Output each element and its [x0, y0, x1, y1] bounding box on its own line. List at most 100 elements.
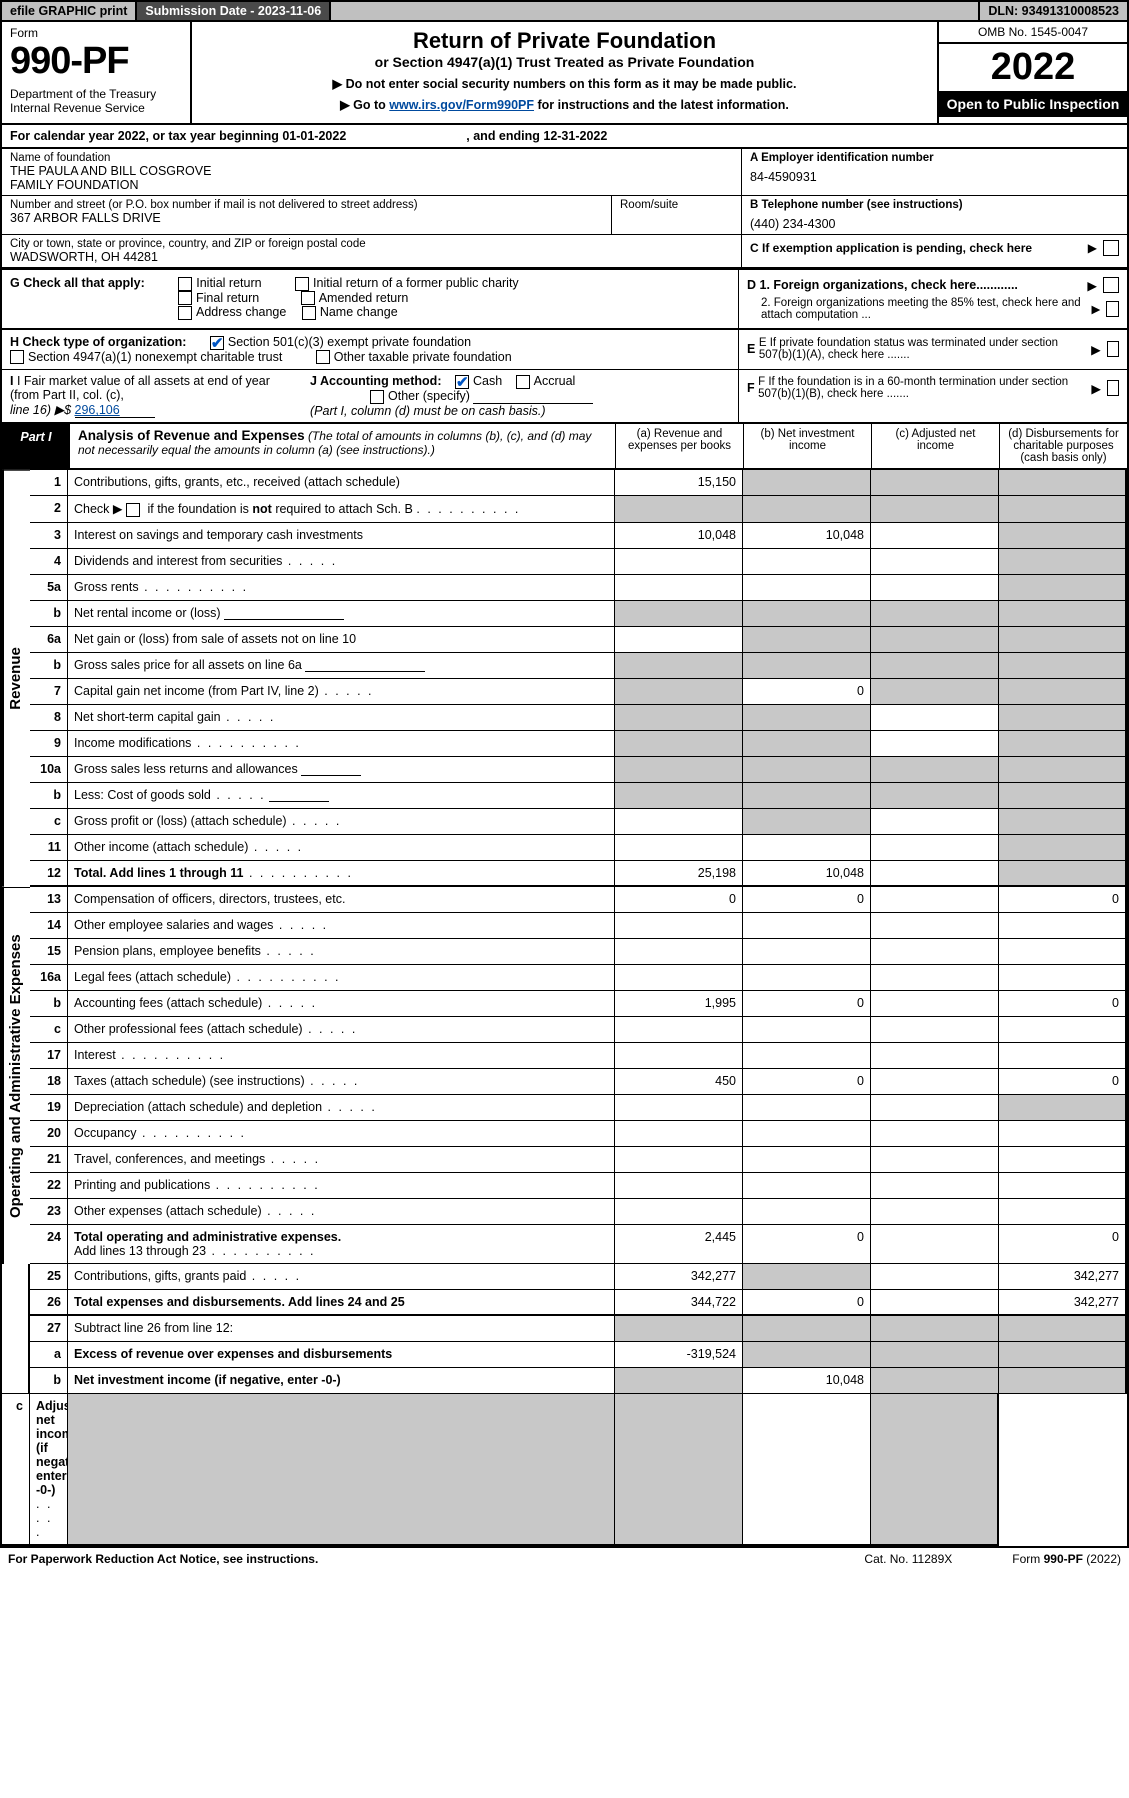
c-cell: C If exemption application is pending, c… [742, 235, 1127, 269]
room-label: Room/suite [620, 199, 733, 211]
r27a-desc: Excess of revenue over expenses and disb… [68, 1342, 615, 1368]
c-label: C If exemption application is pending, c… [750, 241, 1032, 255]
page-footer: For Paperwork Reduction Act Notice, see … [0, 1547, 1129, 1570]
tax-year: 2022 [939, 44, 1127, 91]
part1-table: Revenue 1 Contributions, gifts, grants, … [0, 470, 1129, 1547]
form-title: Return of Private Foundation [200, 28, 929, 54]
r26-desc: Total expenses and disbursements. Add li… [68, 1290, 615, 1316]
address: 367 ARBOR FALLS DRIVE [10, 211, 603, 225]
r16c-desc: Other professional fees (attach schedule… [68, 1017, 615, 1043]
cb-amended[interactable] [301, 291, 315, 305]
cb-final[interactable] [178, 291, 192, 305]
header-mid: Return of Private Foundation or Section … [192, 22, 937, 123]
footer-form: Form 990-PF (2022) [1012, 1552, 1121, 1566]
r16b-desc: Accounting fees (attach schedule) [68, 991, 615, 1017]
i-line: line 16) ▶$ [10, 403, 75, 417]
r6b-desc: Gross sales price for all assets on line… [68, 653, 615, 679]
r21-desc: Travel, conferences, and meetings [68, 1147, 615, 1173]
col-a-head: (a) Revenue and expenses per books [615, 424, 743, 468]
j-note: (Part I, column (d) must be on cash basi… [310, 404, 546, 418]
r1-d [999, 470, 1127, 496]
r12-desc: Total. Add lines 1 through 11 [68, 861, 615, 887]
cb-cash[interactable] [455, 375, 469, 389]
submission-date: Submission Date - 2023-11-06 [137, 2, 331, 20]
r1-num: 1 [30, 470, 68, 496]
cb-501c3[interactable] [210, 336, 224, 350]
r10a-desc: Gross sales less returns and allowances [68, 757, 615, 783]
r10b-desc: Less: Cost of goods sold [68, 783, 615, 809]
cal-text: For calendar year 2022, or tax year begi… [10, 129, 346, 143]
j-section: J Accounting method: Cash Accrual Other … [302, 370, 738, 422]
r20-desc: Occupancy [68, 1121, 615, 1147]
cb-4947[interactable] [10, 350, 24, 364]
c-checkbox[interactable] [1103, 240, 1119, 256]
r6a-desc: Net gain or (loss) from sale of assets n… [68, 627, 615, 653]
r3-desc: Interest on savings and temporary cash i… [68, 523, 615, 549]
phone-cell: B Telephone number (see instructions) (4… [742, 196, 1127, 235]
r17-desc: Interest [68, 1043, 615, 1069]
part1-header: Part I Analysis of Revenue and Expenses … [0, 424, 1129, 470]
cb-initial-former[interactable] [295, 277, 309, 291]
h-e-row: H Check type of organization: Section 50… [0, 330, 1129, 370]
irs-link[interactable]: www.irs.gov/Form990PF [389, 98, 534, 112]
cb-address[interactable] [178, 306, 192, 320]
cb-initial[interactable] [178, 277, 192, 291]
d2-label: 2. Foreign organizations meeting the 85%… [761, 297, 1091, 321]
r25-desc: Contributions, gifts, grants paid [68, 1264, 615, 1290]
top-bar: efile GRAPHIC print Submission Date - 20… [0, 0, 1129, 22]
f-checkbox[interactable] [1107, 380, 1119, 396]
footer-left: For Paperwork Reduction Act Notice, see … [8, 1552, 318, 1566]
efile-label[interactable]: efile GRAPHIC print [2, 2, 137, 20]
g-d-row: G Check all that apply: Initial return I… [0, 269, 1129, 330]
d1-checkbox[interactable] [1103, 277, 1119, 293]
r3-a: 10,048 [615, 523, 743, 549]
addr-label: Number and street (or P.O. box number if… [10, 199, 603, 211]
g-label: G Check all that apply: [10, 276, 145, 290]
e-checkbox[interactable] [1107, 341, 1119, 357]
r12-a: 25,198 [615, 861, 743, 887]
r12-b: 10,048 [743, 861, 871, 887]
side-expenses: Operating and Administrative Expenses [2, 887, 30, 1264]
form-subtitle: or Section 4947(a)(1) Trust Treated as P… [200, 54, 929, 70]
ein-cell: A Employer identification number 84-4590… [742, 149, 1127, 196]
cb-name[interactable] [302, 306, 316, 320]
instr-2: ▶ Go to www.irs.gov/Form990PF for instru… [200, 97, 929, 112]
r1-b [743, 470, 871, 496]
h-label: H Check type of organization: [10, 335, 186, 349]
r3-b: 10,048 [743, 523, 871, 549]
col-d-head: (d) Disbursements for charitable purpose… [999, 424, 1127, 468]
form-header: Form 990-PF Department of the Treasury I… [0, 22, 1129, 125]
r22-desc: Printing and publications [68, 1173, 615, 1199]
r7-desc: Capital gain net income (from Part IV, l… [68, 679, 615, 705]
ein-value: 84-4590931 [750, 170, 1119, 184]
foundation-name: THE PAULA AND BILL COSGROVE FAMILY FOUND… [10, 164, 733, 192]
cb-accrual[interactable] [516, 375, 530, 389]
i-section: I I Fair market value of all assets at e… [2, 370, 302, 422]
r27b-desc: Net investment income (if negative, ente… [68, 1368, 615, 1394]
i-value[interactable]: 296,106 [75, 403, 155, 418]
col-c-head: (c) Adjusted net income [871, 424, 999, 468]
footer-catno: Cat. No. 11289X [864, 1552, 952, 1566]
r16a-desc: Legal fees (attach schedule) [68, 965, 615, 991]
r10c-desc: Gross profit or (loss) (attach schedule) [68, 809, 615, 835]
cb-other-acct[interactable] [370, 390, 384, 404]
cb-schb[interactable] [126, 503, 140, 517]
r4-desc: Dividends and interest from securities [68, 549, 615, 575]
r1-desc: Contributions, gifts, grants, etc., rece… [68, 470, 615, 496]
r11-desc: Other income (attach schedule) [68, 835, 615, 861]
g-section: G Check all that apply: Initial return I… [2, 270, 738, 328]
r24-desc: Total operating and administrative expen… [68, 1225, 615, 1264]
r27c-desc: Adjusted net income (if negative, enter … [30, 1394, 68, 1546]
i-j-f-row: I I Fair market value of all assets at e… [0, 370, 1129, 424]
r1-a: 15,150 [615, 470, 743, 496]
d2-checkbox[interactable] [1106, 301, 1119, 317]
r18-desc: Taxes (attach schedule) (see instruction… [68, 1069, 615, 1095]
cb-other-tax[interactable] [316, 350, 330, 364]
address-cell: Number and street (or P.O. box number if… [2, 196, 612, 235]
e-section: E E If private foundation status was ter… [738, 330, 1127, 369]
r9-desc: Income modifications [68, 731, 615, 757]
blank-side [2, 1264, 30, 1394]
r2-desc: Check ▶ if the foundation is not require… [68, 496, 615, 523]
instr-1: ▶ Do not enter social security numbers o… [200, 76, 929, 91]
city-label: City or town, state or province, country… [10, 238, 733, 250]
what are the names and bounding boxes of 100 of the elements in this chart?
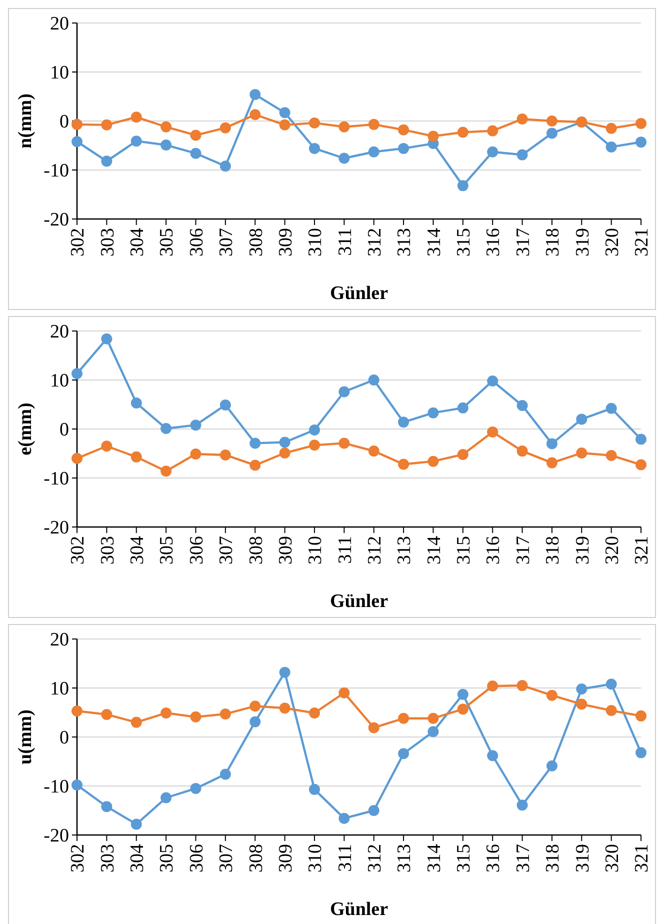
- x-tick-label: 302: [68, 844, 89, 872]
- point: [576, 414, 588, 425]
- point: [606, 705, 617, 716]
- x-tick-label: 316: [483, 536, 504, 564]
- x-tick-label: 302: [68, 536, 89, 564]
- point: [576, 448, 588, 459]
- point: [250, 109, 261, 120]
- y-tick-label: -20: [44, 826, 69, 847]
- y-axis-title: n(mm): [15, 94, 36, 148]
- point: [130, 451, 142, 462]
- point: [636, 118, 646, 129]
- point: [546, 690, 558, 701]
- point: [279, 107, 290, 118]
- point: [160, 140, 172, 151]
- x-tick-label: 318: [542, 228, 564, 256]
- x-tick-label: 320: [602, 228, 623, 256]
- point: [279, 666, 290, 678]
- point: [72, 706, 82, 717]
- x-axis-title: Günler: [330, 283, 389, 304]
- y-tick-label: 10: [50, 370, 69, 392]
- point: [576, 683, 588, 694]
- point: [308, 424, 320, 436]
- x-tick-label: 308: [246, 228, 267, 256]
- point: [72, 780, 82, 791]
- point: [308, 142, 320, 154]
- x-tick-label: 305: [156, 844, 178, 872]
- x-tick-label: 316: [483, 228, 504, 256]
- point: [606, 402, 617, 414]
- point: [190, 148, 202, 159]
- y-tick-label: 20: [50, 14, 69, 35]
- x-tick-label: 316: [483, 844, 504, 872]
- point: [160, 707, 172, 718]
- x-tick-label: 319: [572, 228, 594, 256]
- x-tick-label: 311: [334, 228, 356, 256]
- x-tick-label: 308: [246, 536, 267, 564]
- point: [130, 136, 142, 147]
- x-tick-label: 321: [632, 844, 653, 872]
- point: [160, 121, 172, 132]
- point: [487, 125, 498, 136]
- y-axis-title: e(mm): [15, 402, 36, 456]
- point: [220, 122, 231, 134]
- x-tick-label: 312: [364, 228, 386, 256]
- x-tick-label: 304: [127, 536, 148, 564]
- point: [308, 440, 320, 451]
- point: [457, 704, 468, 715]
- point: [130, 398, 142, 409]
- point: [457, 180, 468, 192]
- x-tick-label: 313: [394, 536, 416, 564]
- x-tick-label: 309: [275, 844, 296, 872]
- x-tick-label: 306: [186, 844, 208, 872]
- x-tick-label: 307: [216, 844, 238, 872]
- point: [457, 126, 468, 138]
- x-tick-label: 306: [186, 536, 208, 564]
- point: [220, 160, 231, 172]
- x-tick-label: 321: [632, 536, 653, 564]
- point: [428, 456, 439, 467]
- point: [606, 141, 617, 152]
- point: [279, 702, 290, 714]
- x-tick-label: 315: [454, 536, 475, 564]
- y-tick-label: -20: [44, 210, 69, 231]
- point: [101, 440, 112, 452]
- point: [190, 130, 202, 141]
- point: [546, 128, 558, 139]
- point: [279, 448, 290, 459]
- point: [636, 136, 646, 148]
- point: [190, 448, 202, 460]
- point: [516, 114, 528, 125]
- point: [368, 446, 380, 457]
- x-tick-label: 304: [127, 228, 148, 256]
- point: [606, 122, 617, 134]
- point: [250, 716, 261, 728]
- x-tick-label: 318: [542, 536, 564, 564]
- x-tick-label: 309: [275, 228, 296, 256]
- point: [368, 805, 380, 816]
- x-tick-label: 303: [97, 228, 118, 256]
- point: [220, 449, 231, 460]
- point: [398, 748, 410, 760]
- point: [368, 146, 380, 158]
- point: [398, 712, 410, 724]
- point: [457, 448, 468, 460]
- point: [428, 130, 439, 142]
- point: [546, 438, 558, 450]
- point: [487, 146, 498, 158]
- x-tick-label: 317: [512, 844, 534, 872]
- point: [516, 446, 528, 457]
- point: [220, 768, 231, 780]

..............................

# What the task asks
Render the lines of the first item above, from the line with "c-cell: C If" up to and including the line with "cb-4947[interactable] [10, 350, 24, 364]", as a Markdown table with the columns Row and Entry. Number each row and skip any blank lines.

# Task result
| Row | Entry |
|---|---|
| 1 | c-cell: C If exemption application is pending, c… [742, 235, 1127, 269] |
| 2 | room-label: Room/suite [620, 199, 733, 211] |
| 3 | r27a-desc: Excess of revenue over expenses and disb… [68, 1342, 615, 1368] |
| 4 | c-label: C If exemption application is pending, c… [750, 241, 1032, 255] |
| 5 | page-footer: For Paperwork Reduction Act Notice, see … [0, 1547, 1129, 1570] |
| 6 | tax-year: 2022 [939, 44, 1127, 91] |
| 7 | part1-table: Revenue 1 Contributions, gifts, grants, … [0, 470, 1129, 1547] |
| 8 | form-title: Return of Private Foundation [200, 28, 929, 54] |
| 9 | r26-desc: Total expenses and disbursements. Add li… [68, 1290, 615, 1316] |
| 10 | address: 367 ARBOR FALLS DRIVE [10, 211, 603, 225] |
| 11 | r16c-desc: Other professional fees (attach schedule… [68, 1017, 615, 1043] |
| 12 | cb-amended[interactable] [301, 291, 315, 305] |
| 13 | cb-final[interactable] [178, 291, 192, 305] |
| 14 | header-mid: Return of Private Foundation or Section … [192, 22, 937, 123] |
| 15 | footer-form: Form 990-PF (2022) [1012, 1552, 1121, 1566] |
| 16 | r16b-desc: Accounting fees (attach schedule) [68, 991, 615, 1017] |
| 17 | i-line: line 16) ▶$ [10, 403, 75, 417] |
| 18 | r6b-desc: Gross sales price for all assets on line… [68, 653, 615, 679] |
| 19 | r21-desc: Travel, conferences, and meetings [68, 1147, 615, 1173] |
| 20 | col-a-head: (a) Revenue and expenses per books [615, 424, 743, 468] |
| 21 | j-note: (Part I, column (d) must be on cash basi… [310, 404, 546, 418] |
| 22 | r1-d [999, 470, 1127, 496] |
| 23 | r12-desc: Total. Add lines 1 through 11 [68, 861, 615, 887] |
| 24 | cb-cash[interactable] [455, 375, 469, 389] |
| 25 | submission-date: Submission Date - 2023-11-06 [137, 2, 331, 20] |
| 26 | r1-num: 1 [30, 470, 68, 496] |
| 27 | cb-501c3[interactable] [210, 336, 224, 350] |
| 28 | r10a-desc: Gross sales less returns and allowances [68, 757, 615, 783] |
| 29 | r10b-desc: Less: Cost of goods sold [68, 783, 615, 809] |
| 30 | cal-text: For calendar year 2022, or tax year begi… [10, 129, 346, 143] |
| 31 | j-section: J Accounting method: Cash Accrual Other … [302, 370, 738, 422] |
| 32 | r20-desc: Occupancy [68, 1121, 615, 1147] |
| 33 | cb-4947[interactable] [10, 350, 24, 364] |